### What you have to do
Quote each record exactly, please, leaving none out.

[START OF Supplied records]

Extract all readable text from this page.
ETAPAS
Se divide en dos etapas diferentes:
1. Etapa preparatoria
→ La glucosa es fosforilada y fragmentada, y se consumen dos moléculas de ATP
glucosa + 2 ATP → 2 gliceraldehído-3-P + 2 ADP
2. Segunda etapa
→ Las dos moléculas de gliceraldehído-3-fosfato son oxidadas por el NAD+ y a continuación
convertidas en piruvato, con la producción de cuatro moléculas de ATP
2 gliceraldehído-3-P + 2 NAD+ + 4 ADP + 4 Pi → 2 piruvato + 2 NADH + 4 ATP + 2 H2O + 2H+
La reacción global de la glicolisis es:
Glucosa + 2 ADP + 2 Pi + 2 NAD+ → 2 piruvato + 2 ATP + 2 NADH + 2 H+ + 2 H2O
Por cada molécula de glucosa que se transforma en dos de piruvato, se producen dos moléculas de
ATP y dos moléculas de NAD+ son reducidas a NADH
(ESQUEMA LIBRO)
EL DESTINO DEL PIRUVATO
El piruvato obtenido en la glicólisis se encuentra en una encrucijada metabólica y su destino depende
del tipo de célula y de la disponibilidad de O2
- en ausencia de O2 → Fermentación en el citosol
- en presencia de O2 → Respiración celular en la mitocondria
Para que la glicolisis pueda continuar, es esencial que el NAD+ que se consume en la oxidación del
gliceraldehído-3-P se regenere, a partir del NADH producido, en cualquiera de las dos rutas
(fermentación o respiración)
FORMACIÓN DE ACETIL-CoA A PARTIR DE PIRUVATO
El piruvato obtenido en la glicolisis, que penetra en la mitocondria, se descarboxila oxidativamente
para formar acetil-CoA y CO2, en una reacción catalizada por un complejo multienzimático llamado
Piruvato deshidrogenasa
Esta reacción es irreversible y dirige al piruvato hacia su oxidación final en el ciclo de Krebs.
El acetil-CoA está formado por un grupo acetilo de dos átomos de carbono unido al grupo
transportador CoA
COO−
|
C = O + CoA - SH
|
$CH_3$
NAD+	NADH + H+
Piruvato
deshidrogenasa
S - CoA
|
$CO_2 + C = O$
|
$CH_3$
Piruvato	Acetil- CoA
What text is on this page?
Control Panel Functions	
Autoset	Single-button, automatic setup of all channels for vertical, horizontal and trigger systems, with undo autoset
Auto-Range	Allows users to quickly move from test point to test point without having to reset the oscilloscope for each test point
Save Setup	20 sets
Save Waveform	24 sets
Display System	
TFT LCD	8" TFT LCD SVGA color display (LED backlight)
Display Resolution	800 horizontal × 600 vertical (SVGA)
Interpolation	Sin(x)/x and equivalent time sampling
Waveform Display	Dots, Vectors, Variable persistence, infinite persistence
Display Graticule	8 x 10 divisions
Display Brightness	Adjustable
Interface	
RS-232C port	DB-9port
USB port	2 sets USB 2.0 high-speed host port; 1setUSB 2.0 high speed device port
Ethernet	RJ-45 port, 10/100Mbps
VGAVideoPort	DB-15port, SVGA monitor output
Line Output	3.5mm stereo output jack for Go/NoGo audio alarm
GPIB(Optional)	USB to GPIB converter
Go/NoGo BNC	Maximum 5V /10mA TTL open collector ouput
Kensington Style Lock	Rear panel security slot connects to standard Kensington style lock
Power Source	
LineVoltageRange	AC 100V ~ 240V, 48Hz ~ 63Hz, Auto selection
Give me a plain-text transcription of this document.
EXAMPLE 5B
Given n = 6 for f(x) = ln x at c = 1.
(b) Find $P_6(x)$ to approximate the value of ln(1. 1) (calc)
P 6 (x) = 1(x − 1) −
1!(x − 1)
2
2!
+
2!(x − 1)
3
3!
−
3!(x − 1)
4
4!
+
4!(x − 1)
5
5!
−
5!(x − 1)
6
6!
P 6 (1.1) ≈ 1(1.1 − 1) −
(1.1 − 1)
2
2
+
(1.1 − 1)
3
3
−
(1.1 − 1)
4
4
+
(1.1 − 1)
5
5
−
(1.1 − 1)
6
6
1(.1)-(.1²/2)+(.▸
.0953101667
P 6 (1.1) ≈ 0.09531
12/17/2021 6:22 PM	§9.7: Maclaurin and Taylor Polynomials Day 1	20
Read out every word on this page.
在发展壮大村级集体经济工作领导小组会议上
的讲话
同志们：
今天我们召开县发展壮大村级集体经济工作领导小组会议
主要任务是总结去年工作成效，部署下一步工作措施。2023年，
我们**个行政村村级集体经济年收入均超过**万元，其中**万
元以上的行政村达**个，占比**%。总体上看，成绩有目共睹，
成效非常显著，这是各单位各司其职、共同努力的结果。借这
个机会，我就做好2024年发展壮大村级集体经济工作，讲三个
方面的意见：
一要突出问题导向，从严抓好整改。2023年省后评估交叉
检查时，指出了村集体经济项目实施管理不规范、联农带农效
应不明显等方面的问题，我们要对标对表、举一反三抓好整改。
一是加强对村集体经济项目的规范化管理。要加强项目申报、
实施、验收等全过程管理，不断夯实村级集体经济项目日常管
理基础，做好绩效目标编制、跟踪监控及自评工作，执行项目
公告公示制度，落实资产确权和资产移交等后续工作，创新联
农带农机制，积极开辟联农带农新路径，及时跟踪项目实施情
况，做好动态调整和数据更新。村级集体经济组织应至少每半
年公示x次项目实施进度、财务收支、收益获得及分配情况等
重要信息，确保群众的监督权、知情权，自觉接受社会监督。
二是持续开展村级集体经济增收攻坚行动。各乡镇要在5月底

[END OF Supplied records]

### Written answer
Extract all readable text from this page.
ETAPAS
Se divide en dos etapas diferentes:
1. Etapa preparatoria
→ La glucosa es fosforilada y fragmentada, y se consumen dos moléculas de ATP
glucosa + 2 ATP → 2 gliceraldehído-3-P + 2 ADP
2. Segunda etapa
→ Las dos moléculas de gliceraldehído-3-fosfato son oxidadas por el NAD+ y a continuación
convertidas en piruvato, con la producción de cuatro moléculas de ATP
2 gliceraldehído-3-P + 2 NAD+ + 4 ADP + 4 Pi → 2 piruvato + 2 NADH + 4 ATP + 2 H2O + 2H+
La reacción global de la glicolisis es:
Glucosa + 2 ADP + 2 Pi + 2 NAD+ → 2 piruvato + 2 ATP + 2 NADH + 2 H+ + 2 H2O
Por cada molécula de glucosa que se transforma en dos de piruvato, se producen dos moléculas de
ATP y dos moléculas de NAD+ son reducidas a NADH
(ESQUEMA LIBRO)
EL DESTINO DEL PIRUVATO
El piruvato obtenido en la glicólisis se encuentra en una encrucijada metabólica y su destino depende
del tipo de célula y de la disponibilidad de O2
- en ausencia de O2 → Fermentación en el citosol
- en presencia de O2 → Respiración celular en la mitocondria
Para que la glicolisis pueda continuar, es esencial que el NAD+ que se consume en la oxidación del
gliceraldehído-3-P se regenere, a partir del NADH producido, en cualquiera de las dos rutas
(fermentación o respiración)
FORMACIÓN DE ACETIL-CoA A PARTIR DE PIRUVATO
El piruvato obtenido en la glicolisis, que penetra en la mitocondria, se descarboxila oxidativamente
para formar acetil-CoA y CO2, en una reacción catalizada por un complejo multienzimático llamado
Piruvato deshidrogenasa
Esta reacción es irreversible y dirige al piruvato hacia su oxidación final en el ciclo de Krebs.
El acetil-CoA está formado por un grupo acetilo de dos átomos de carbono unido al grupo
transportador CoA
COO−
|
C = O + CoA - SH
|
$CH_3$
NAD+	NADH + H+
Piruvato
deshidrogenasa
S - CoA
|
$CO_2 + C = O$
|
$CH_3$
Piruvato	Acetil- CoA
What text is on this page?
Control Panel Functions	
Autoset	Single-button, automatic setup of all channels for vertical, horizontal and trigger systems, with undo autoset
Auto-Range	Allows users to quickly move from test point to test point without having to reset the oscilloscope for each test point
Save Setup	20 sets
Save Waveform	24 sets
Display System	
TFT LCD	8" TFT LCD SVGA color display (LED backlight)
Display Resolution	800 horizontal × 600 vertical (SVGA)
Interpolation	Sin(x)/x and equivalent time sampling
Waveform Display	Dots, Vectors, Variable persistence, infinite persistence
Display Graticule	8 x 10 divisions
Display Brightness	Adjustable
Interface	
RS-232C port	DB-9port
USB port	2 sets USB 2.0 high-speed host port; 1setUSB 2.0 high speed device port
Ethernet	RJ-45 port, 10/100Mbps
VGAVideoPort	DB-15port, SVGA monitor output
Line Output	3.5mm stereo output jack for Go/NoGo audio alarm
GPIB(Optional)	USB to GPIB converter
Go/NoGo BNC	Maximum 5V /10mA TTL open collector ouput
Kensington Style Lock	Rear panel security slot connects to standard Kensington style lock
Power Source	
LineVoltageRange	AC 100V ~ 240V, 48Hz ~ 63Hz, Auto selection
Give me a plain-text transcription of this document.
EXAMPLE 5B
Given n = 6 for f(x) = ln x at c = 1.
(b) Find $P_6(x)$ to approximate the value of ln(1. 1) (calc)
P 6 (x) = 1(x − 1) −
1!(x − 1)
2
2!
+
2!(x − 1)
3
3!
−
3!(x − 1)
4
4!
+
4!(x − 1)
5
5!
−
5!(x − 1)
6
6!
P 6 (1.1) ≈ 1(1.1 − 1) −
(1.1 − 1)
2
2
+
(1.1 − 1)
3
3
−
(1.1 − 1)
4
4
+
(1.1 − 1)
5
5
−
(1.1 − 1)
6
6
1(.1)-(.1²/2)+(.▸
.0953101667
P 6 (1.1) ≈ 0.09531
12/17/2021 6:22 PM	§9.7: Maclaurin and Taylor Polynomials Day 1	20
Read out every word on this page.
在发展壮大村级集体经济工作领导小组会议上
的讲话
同志们：
今天我们召开县发展壮大村级集体经济工作领导小组会议
主要任务是总结去年工作成效，部署下一步工作措施。2023年，
我们**个行政村村级集体经济年收入均超过**万元，其中**万
元以上的行政村达**个，占比**%。总体上看，成绩有目共睹，
成效非常显著，这是各单位各司其职、共同努力的结果。借这
个机会，我就做好2024年发展壮大村级集体经济工作，讲三个
方面的意见：
一要突出问题导向，从严抓好整改。2023年省后评估交叉
检查时，指出了村集体经济项目实施管理不规范、联农带农效
应不明显等方面的问题，我们要对标对表、举一反三抓好整改。
一是加强对村集体经济项目的规范化管理。要加强项目申报、
实施、验收等全过程管理，不断夯实村级集体经济项目日常管
理基础，做好绩效目标编制、跟踪监控及自评工作，执行项目
公告公示制度，落实资产确权和资产移交等后续工作，创新联
农带农机制，积极开辟联农带农新路径，及时跟踪项目实施情
况，做好动态调整和数据更新。村级集体经济组织应至少每半
年公示x次项目实施进度、财务收支、收益获得及分配情况等
重要信息，确保群众的监督权、知情权，自觉接受社会监督。
二是持续开展村级集体经济增收攻坚行动。各乡镇要在5月底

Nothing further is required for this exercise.